• [Task directions]
Gather every line holding the string "Nhập".

• [Material]

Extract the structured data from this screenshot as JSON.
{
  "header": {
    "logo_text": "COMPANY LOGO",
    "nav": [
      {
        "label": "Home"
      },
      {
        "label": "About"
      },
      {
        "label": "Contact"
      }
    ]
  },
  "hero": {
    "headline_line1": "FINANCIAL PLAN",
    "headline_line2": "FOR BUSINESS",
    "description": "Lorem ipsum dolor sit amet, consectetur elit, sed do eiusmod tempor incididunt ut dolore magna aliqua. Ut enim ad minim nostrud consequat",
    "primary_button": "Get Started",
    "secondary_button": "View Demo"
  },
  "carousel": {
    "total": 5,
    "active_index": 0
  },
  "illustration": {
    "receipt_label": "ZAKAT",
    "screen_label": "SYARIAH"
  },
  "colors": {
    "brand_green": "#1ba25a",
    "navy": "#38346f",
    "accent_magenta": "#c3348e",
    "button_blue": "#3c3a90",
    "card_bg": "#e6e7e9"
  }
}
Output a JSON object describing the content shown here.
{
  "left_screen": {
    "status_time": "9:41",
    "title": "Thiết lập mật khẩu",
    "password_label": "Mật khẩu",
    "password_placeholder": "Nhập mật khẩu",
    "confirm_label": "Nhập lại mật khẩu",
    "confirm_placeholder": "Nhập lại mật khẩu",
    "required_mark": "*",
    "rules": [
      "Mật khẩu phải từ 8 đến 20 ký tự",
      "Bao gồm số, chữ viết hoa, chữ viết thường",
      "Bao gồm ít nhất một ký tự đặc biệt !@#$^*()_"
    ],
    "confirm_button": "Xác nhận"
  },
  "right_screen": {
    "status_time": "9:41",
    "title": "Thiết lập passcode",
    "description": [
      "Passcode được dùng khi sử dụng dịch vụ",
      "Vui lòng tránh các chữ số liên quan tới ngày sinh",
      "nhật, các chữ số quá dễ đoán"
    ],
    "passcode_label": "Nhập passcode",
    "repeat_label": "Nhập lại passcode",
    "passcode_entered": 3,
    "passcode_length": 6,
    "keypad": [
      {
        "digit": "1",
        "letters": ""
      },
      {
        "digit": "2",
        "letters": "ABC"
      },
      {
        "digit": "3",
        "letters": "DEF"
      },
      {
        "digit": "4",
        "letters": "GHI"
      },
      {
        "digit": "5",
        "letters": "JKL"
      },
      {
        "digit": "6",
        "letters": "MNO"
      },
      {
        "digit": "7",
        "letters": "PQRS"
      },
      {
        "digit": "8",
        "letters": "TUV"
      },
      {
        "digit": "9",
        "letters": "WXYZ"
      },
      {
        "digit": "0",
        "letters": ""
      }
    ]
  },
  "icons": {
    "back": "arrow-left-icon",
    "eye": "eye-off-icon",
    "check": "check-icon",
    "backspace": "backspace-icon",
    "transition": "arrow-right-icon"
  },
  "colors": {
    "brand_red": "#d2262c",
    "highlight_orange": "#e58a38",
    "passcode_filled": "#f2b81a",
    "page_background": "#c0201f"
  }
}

• [Task output]
    "password_placeholder": "Nhập mật khẩu",
    "confirm_label": "Nhập lại mật khẩu",
    "confirm_placeholder": "Nhập lại mật khẩu",
    "passcode_label": "Nhập passcode",
    "repeat_label": "Nhập lại passcode",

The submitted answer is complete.